## Begin RECORDED INFORMATION

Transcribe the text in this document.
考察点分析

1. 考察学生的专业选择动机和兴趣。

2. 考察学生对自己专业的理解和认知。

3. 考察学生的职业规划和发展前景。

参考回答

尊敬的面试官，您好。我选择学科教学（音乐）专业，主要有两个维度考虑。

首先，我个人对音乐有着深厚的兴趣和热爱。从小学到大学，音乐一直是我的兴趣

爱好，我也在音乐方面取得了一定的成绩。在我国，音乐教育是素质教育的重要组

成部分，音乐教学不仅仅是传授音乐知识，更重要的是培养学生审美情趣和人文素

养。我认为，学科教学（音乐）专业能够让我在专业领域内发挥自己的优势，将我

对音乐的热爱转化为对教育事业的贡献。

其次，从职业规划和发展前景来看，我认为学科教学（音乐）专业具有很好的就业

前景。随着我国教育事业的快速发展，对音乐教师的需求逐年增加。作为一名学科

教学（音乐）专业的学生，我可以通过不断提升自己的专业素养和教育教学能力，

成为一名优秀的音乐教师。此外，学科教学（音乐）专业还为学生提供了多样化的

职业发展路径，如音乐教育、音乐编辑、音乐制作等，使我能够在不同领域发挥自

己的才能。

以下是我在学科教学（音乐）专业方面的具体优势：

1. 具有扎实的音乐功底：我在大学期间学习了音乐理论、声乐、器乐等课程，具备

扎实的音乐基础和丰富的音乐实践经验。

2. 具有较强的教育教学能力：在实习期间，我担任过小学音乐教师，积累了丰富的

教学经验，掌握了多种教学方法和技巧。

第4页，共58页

## End RECORDED INFORMATION

DIRECTIONS FOR THIS TASK> Go through the listing above and restate it word for word.

ANSWER BELOW>
Transcribe the text in this document.
考察点分析

1. 考察学生的专业选择动机和兴趣。

2. 考察学生对自己专业的理解和认知。

3. 考察学生的职业规划和发展前景。

参考回答

尊敬的面试官，您好。我选择学科教学（音乐）专业，主要有两个维度考虑。

首先，我个人对音乐有着深厚的兴趣和热爱。从小学到大学，音乐一直是我的兴趣

爱好，我也在音乐方面取得了一定的成绩。在我国，音乐教育是素质教育的重要组

成部分，音乐教学不仅仅是传授音乐知识，更重要的是培养学生审美情趣和人文素

养。我认为，学科教学（音乐）专业能够让我在专业领域内发挥自己的优势，将我

对音乐的热爱转化为对教育事业的贡献。

其次，从职业规划和发展前景来看，我认为学科教学（音乐）专业具有很好的就业

前景。随着我国教育事业的快速发展，对音乐教师的需求逐年增加。作为一名学科

教学（音乐）专业的学生，我可以通过不断提升自己的专业素养和教育教学能力，

成为一名优秀的音乐教师。此外，学科教学（音乐）专业还为学生提供了多样化的

职业发展路径，如音乐教育、音乐编辑、音乐制作等，使我能够在不同领域发挥自

己的才能。

以下是我在学科教学（音乐）专业方面的具体优势：

1. 具有扎实的音乐功底：我在大学期间学习了音乐理论、声乐、器乐等课程，具备

扎实的音乐基础和丰富的音乐实践经验。

2. 具有较强的教育教学能力：在实习期间，我担任过小学音乐教师，积累了丰富的

教学经验，掌握了多种教学方法和技巧。

第4页，共58页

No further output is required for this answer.